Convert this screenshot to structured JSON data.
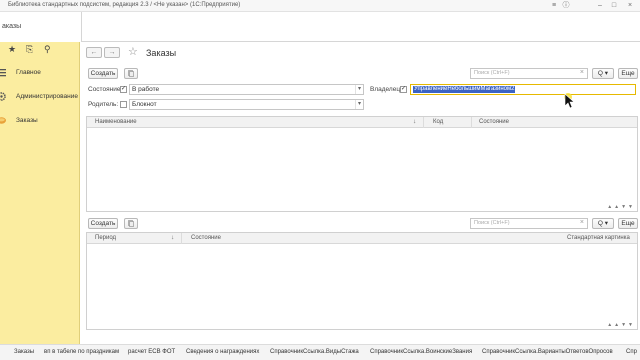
{
  "window": {
    "title": "Библиотека стандартных подсистем, редакция 2.3 / <Не указан> (1С:Предприятие)"
  },
  "tab": {
    "label": "аказы"
  },
  "sidebar": {
    "items": [
      {
        "label": "Главное",
        "icon": "menu-lines-icon"
      },
      {
        "label": "Администрирование",
        "icon": "gear-icon"
      },
      {
        "label": "Заказы",
        "icon": "orders-icon"
      }
    ]
  },
  "page": {
    "title": "Заказы",
    "create_label": "Создать",
    "search_placeholder": "Поиск (Ctrl+F)",
    "search_button": "Q",
    "more_label": "Еще"
  },
  "filters": {
    "state": {
      "label": "Состояние:",
      "checked": true,
      "value": "В работе"
    },
    "owner": {
      "label": "Владелец:",
      "checked": true,
      "value": "УправлениеНебольшимМагазином2"
    },
    "parent": {
      "label": "Родитель:",
      "checked": false,
      "value": "Блокнот"
    }
  },
  "table1": {
    "columns": [
      "Наименование",
      "Код",
      "Состояние"
    ]
  },
  "table2": {
    "create_label": "Создать",
    "search_placeholder": "Поиск (Ctrl+F)",
    "search_button": "Q",
    "more_label": "Еще",
    "columns": [
      "Период",
      "Состояние",
      "Стандартная картинка"
    ]
  },
  "bottom_links": [
    "Заказы",
    "вп в табеле по праздникам",
    "расчет ЕСВ ФОТ",
    "Сведения о награждениях",
    "СправочникСсылка.ВидыСтажа",
    "СправочникСсылка.ВоинскиеЗвания",
    "СправочникСсылка.ВариантыОтветовОпросов",
    "Спр"
  ],
  "colors": {
    "sidebar_bg": "#fbeda0",
    "selection": "#3b63c4",
    "active_field_border": "#e6b900"
  }
}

▶ _Written request_: From the listing, extract all text exactly as given and drop any picture.

▶ _Solution to the problem_:
Convert this screenshot to structured JSON data.
{
  "window": {
    "title": "Библиотека стандартных подсистем, редакция 2.3 / <Не указан> (1С:Предприятие)"
  },
  "tab": {
    "label": "аказы"
  },
  "sidebar": {
    "items": [
      {
        "label": "Главное",
        "icon": "menu-lines-icon"
      },
      {
        "label": "Администрирование",
        "icon": "gear-icon"
      },
      {
        "label": "Заказы",
        "icon": "orders-icon"
      }
    ]
  },
  "page": {
    "title": "Заказы",
    "create_label": "Создать",
    "search_placeholder": "Поиск (Ctrl+F)",
    "search_button": "Q",
    "more_label": "Еще"
  },
  "filters": {
    "state": {
      "label": "Состояние:",
      "checked": true,
      "value": "В работе"
    },
    "owner": {
      "label": "Владелец:",
      "checked": true,
      "value": "УправлениеНебольшимМагазином2"
    },
    "parent": {
      "label": "Родитель:",
      "checked": false,
      "value": "Блокнот"
    }
  },
  "table1": {
    "columns": [
      "Наименование",
      "Код",
      "Состояние"
    ]
  },
  "table2": {
    "create_label": "Создать",
    "search_placeholder": "Поиск (Ctrl+F)",
    "search_button": "Q",
    "more_label": "Еще",
    "columns": [
      "Период",
      "Состояние",
      "Стандартная картинка"
    ]
  },
  "bottom_links": [
    "Заказы",
    "вп в табеле по праздникам",
    "расчет ЕСВ ФОТ",
    "Сведения о награждениях",
    "СправочникСсылка.ВидыСтажа",
    "СправочникСсылка.ВоинскиеЗвания",
    "СправочникСсылка.ВариантыОтветовОпросов",
    "Спр"
  ],
  "colors": {
    "sidebar_bg": "#fbeda0",
    "selection": "#3b63c4",
    "active_field_border": "#e6b900"
  }
}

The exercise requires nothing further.